Module 12: "Multiprocessors on a Snoopy Bus"
  Lecture 26: "Case Studies"
 

Multi-level caches

  • Split-transaction bus makes the design of multi-level caches a little more difficult
    • The usual design is to have queues between levels of caches in each direction
    • How do you size the queues? Between processor and L1 one buffer is sufficient (assume one outstanding processor access), L1-to-L2 needs P+1 buffers (why?), L2-to-L1 needs P buffers (why?), L1 to processor needs one buffer
    • With smaller buffers there is a possibility of deadlock: suppose the L1-to-L2 and L2-to-L1 have one queue entry each, there is a request in L1-to-L2 queue and there is also an intervention in L2-to-L1 queue; clearly L1 cannot pick up the intervention because it does not have space to put the reply in L1-to-L2 queue while L2 cannot pick up the request because it might need space in L2-to-L1 queue in case of an L2 hit
  • Formalizing the deadlock with dependence graph
    • There are four types of transactions in the cache hierarchy: 1. Processor requests (outbound requests),   2. Responses to processor requests (inbound responses), 3. Interventions (inbound requests), 4. Intervention responses (outbound responses)
    • Processor requests need space in L1-to-L2 queue; responses to processors need space in L2-to-L1 queue; interventions need space in L2-to-L1 queue; intervention responses need space in L1-to-L2 queue
    • Thus a message in L1-to-L2 queue may need space in L2-to-L1 queue (e.g. a processor request generating a response due to L2 hit); also a message in L2-to-L1 queue may need space in L1-to-L2 queue (e.g. an intervention response)

.....

**Written tasks**.
A: The lecture notes on multi-level caches name the types of transactions in the cache hierarchy. List each type with the alternate name given for it.
B: Write the next portion of the lecture notes on multi-level caches, starting right after their final bullet point.

**Available data**.
.....

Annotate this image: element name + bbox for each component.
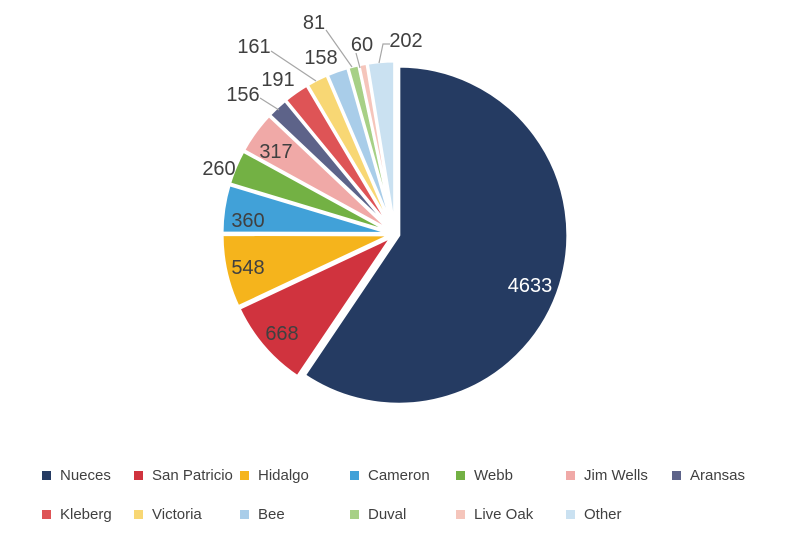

.....

**Outputs by task**.
A:
1. Processor requests (outbound requests)
2. Responses to processor requests (inbound responses)
3. Interventions (inbound requests)
4. Intervention responses (outbound responses)

B:
    • This creates a cycle in queue space dependence graph

Dependence graph

  • Represent a queue by a vertex in the graph
    • Number of vertices = number of queues
  • A directed edge from vertex u to vertex v is present if a message at the head of queue u may generate another message which requires space in queue v
  • In our case we have two queues
    • L2-L1 and L1-L2; the graph is not a DAG, hence deadlock

 

Multi-level caches

  • In summary
    • L2 cache controller refuses to drain L1-to-L2 queue if there is no space in L2-to-L1 queue; this is rather conservative because the message at the head of L1-to-L2 queue may not need space in L2-to-L1 queue e.g., in case of L2 miss or if it is an intervention reply; but after popping the head of L1-to-L2 queue it is impossible to backtrack if the message does need space in L2-to-L1 queue
    • Similarly, L1 cache controller refuses to drain L2-to-L1 queue if there is no space in L1-to-L2 queue
    • How do we break this cycle?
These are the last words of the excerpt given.